Task directions: Where a line contains the word "name", copy that line in full.

Extracted material:
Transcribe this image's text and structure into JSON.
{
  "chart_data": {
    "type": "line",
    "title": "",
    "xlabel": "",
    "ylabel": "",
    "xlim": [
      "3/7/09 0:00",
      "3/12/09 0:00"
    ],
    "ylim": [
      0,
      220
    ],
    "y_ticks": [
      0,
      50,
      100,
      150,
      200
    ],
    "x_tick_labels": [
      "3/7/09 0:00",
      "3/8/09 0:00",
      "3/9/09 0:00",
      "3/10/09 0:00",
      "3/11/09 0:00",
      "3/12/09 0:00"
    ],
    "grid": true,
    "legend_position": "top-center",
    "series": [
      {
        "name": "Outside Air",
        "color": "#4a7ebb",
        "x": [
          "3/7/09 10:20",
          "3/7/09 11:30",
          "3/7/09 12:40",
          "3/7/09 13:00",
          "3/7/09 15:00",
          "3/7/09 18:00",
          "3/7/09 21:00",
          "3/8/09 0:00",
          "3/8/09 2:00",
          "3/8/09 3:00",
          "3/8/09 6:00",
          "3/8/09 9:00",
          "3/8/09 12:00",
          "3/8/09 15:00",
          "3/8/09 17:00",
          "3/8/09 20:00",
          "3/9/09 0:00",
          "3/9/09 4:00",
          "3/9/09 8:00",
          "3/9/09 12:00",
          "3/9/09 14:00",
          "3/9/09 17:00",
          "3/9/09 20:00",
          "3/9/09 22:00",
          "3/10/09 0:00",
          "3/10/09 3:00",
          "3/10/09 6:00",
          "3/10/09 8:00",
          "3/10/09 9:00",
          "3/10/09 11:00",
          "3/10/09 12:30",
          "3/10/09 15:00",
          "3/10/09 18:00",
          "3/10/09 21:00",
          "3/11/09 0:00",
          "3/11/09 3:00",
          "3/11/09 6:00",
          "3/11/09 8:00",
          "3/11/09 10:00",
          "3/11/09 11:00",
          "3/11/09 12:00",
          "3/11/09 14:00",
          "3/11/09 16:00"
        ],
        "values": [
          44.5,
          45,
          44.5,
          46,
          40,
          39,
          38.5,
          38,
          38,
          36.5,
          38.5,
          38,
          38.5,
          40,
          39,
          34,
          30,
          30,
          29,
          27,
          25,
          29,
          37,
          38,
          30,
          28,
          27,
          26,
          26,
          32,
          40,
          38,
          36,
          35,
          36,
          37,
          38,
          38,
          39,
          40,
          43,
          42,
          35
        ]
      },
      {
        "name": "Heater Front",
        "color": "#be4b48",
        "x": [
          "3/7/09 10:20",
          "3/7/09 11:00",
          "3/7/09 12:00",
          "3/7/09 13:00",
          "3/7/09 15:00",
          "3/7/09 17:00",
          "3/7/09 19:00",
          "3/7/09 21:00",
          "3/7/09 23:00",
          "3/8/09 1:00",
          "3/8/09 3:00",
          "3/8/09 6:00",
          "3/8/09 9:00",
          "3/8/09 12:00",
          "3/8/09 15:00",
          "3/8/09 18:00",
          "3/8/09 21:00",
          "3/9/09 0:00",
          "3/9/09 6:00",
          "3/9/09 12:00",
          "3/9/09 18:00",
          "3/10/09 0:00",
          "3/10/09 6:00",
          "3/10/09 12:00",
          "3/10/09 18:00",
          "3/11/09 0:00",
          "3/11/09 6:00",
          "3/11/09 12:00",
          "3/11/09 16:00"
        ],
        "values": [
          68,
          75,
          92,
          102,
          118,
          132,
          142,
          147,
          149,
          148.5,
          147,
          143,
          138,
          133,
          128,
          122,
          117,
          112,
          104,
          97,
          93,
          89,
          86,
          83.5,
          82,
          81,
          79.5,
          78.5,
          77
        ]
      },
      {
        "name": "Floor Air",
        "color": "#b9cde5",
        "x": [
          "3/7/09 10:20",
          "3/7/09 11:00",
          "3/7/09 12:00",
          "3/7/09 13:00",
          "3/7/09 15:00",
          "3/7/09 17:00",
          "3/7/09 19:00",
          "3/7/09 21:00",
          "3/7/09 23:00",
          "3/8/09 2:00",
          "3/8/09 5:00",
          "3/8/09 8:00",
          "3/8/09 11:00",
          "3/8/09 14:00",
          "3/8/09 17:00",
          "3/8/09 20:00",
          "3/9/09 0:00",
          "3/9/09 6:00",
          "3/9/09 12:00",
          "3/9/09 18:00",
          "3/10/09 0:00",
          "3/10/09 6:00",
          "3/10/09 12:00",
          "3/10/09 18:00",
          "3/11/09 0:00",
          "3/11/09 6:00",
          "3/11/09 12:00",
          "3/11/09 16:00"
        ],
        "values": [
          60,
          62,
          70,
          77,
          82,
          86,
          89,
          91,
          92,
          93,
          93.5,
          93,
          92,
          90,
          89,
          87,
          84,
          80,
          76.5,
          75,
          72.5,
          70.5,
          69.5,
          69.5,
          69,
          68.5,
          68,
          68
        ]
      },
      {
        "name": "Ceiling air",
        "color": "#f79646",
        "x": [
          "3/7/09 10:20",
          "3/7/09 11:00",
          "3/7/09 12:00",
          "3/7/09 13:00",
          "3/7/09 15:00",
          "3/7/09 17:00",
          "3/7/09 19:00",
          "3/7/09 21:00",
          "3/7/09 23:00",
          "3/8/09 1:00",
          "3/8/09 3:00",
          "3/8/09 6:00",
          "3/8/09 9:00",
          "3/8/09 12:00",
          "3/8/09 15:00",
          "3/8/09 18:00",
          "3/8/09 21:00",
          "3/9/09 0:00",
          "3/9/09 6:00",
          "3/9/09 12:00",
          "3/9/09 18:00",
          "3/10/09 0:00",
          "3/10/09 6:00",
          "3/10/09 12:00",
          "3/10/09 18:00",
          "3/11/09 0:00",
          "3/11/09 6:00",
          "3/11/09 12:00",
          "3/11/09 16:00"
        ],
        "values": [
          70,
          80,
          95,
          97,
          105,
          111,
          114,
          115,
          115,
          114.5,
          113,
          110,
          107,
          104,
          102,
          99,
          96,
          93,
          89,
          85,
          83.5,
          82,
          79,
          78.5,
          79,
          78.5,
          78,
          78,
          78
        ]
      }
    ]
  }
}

...

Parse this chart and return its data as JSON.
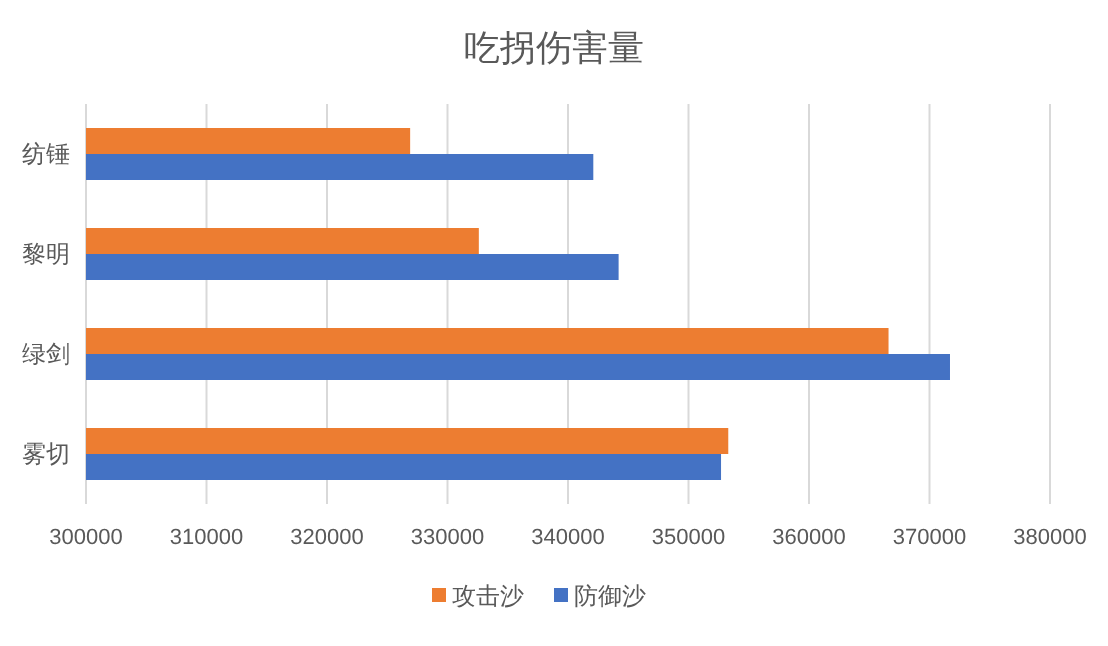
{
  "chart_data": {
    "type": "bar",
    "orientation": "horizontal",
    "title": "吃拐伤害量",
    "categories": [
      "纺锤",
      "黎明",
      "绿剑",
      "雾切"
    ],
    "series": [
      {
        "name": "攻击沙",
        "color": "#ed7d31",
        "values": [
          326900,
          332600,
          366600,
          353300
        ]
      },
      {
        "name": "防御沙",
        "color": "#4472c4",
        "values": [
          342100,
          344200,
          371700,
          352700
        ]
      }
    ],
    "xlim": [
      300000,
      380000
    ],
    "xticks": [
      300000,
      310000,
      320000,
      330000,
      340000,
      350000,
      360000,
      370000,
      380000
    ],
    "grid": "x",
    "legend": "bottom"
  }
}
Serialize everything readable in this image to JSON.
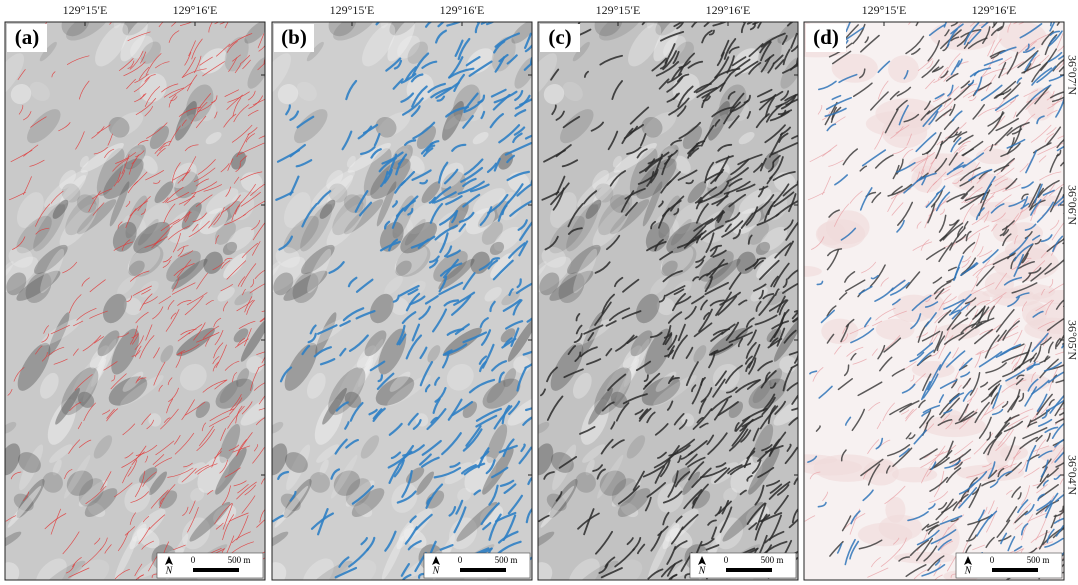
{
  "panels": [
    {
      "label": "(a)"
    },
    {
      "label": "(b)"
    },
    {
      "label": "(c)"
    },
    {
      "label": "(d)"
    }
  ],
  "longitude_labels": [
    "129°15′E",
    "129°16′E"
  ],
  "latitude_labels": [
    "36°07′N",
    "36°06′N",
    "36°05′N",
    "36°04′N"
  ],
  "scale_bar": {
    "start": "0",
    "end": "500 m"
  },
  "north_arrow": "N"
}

Expected answer:
        "name": "Outside Air",
        "name": "Heater Front",
        "name": "Floor Air",
        "name": "Ceiling air",
        "name": "攻击沙",
        "name": "防御沙",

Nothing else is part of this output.